■ **Prompt**:
Without pictures, retype the following entries exactly.

■ **Entries provided**:
******************************

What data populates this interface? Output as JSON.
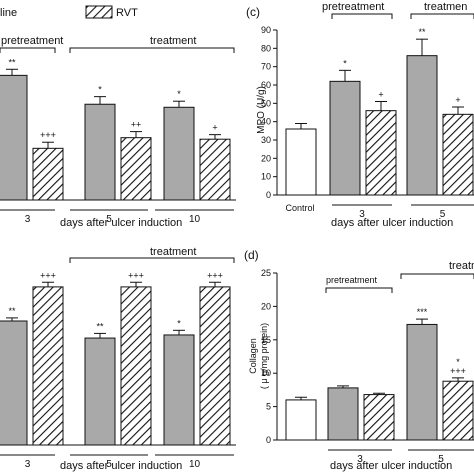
{
  "legend": {
    "saline_label": "line",
    "rvt_label": "RVT"
  },
  "chart_data": [
    {
      "id": "top-left",
      "type": "bar",
      "title": "",
      "xlabel": "days after ulcer induction",
      "ylabel": "",
      "ylim": [
        0,
        100
      ],
      "groups": [
        "3",
        "5",
        "10"
      ],
      "series": [
        {
          "name": "",
          "values": [
            82,
            63,
            61
          ],
          "errors": [
            4,
            5,
            4
          ],
          "marks": [
            "**",
            "*",
            "*"
          ]
        },
        {
          "name": "",
          "values": [
            34,
            41,
            40
          ],
          "errors": [
            4,
            4,
            3
          ],
          "marks": [
            "+++",
            "++",
            "+"
          ]
        }
      ],
      "brackets": {
        "pretreatment": "pretreatment",
        "treatment": "treatment"
      }
    },
    {
      "id": "bottom-left",
      "type": "bar",
      "title": "",
      "xlabel": "days after ulcer induction",
      "ylabel": "",
      "ylim": [
        0,
        100
      ],
      "groups": [
        "3",
        "5",
        "10"
      ],
      "series": [
        {
          "name": "",
          "values": [
            80,
            69,
            71
          ],
          "errors": [
            2,
            3,
            3
          ],
          "marks": [
            "**",
            "**",
            "*"
          ]
        },
        {
          "name": "",
          "values": [
            121,
            120,
            117
          ],
          "errors": [
            2,
            2,
            2
          ],
          "marks": [
            "+++",
            "+++",
            "+++"
          ]
        }
      ],
      "brackets": {
        "treatment": "treatment"
      }
    },
    {
      "id": "c",
      "panel_label": "(c)",
      "type": "bar",
      "title": "",
      "xlabel": "days after ulcer induction",
      "ylabel": "MPO (U/g)",
      "ylim": [
        0,
        90
      ],
      "yticks": [
        0,
        10,
        20,
        30,
        40,
        50,
        60,
        70,
        80,
        90
      ],
      "control": {
        "label": "Control",
        "value": 36,
        "error": 3
      },
      "groups": [
        "3",
        "5"
      ],
      "series": [
        {
          "name": "",
          "values": [
            62,
            76
          ],
          "errors": [
            6,
            9
          ],
          "marks": [
            "*",
            "**"
          ]
        },
        {
          "name": "",
          "values": [
            46,
            44
          ],
          "errors": [
            5,
            4
          ],
          "marks": [
            "+",
            "+"
          ]
        }
      ],
      "brackets": {
        "pretreatment": "pretreatment",
        "treatment": "treatmen"
      }
    },
    {
      "id": "d",
      "panel_label": "(d)",
      "type": "bar",
      "title": "",
      "xlabel": "days after ulcer induction",
      "ylabel_line1": "Collagen",
      "ylabel_line2": "( μ g/mg protein)",
      "ylim": [
        0,
        25
      ],
      "yticks": [
        0,
        5,
        10,
        15,
        20,
        25
      ],
      "control": {
        "label": "",
        "value": 6.0,
        "error": 0.4
      },
      "groups": [
        "3",
        "5"
      ],
      "series": [
        {
          "name": "",
          "values": [
            7.8,
            17.3
          ],
          "errors": [
            0.3,
            0.8
          ],
          "marks": [
            "",
            "***"
          ]
        },
        {
          "name": "",
          "values": [
            6.8,
            8.8
          ],
          "errors": [
            0.2,
            0.5
          ],
          "marks": [
            "",
            "*\n+++"
          ]
        }
      ],
      "brackets": {
        "pretreatment": "pretreatment",
        "treatment": "treatm"
      }
    }
  ]
}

******************************

■ **Response for this exercise**:
What data populates this interface? Output as JSON.
{
  "legend": {
    "saline_label": "line",
    "rvt_label": "RVT"
  },
  "chart_data": [
    {
      "id": "top-left",
      "type": "bar",
      "title": "",
      "xlabel": "days after ulcer induction",
      "ylabel": "",
      "ylim": [
        0,
        100
      ],
      "groups": [
        "3",
        "5",
        "10"
      ],
      "series": [
        {
          "name": "",
          "values": [
            82,
            63,
            61
          ],
          "errors": [
            4,
            5,
            4
          ],
          "marks": [
            "**",
            "*",
            "*"
          ]
        },
        {
          "name": "",
          "values": [
            34,
            41,
            40
          ],
          "errors": [
            4,
            4,
            3
          ],
          "marks": [
            "+++",
            "++",
            "+"
          ]
        }
      ],
      "brackets": {
        "pretreatment": "pretreatment",
        "treatment": "treatment"
      }
    },
    {
      "id": "bottom-left",
      "type": "bar",
      "title": "",
      "xlabel": "days after ulcer induction",
      "ylabel": "",
      "ylim": [
        0,
        100
      ],
      "groups": [
        "3",
        "5",
        "10"
      ],
      "series": [
        {
          "name": "",
          "values": [
            80,
            69,
            71
          ],
          "errors": [
            2,
            3,
            3
          ],
          "marks": [
            "**",
            "**",
            "*"
          ]
        },
        {
          "name": "",
          "values": [
            121,
            120,
            117
          ],
          "errors": [
            2,
            2,
            2
          ],
          "marks": [
            "+++",
            "+++",
            "+++"
          ]
        }
      ],
      "brackets": {
        "treatment": "treatment"
      }
    },
    {
      "id": "c",
      "panel_label": "(c)",
      "type": "bar",
      "title": "",
      "xlabel": "days after ulcer induction",
      "ylabel": "MPO (U/g)",
      "ylim": [
        0,
        90
      ],
      "yticks": [
        0,
        10,
        20,
        30,
        40,
        50,
        60,
        70,
        80,
        90
      ],
      "control": {
        "label": "Control",
        "value": 36,
        "error": 3
      },
      "groups": [
        "3",
        "5"
      ],
      "series": [
        {
          "name": "",
          "values": [
            62,
            76
          ],
          "errors": [
            6,
            9
          ],
          "marks": [
            "*",
            "**"
          ]
        },
        {
          "name": "",
          "values": [
            46,
            44
          ],
          "errors": [
            5,
            4
          ],
          "marks": [
            "+",
            "+"
          ]
        }
      ],
      "brackets": {
        "pretreatment": "pretreatment",
        "treatment": "treatmen"
      }
    },
    {
      "id": "d",
      "panel_label": "(d)",
      "type": "bar",
      "title": "",
      "xlabel": "days after ulcer induction",
      "ylabel_line1": "Collagen",
      "ylabel_line2": "( μ g/mg protein)",
      "ylim": [
        0,
        25
      ],
      "yticks": [
        0,
        5,
        10,
        15,
        20,
        25
      ],
      "control": {
        "label": "",
        "value": 6.0,
        "error": 0.4
      },
      "groups": [
        "3",
        "5"
      ],
      "series": [
        {
          "name": "",
          "values": [
            7.8,
            17.3
          ],
          "errors": [
            0.3,
            0.8
          ],
          "marks": [
            "",
            "***"
          ]
        },
        {
          "name": "",
          "values": [
            6.8,
            8.8
          ],
          "errors": [
            0.2,
            0.5
          ],
          "marks": [
            "",
            "*\n+++"
          ]
        }
      ],
      "brackets": {
        "pretreatment": "pretreatment",
        "treatment": "treatm"
      }
    }
  ]
}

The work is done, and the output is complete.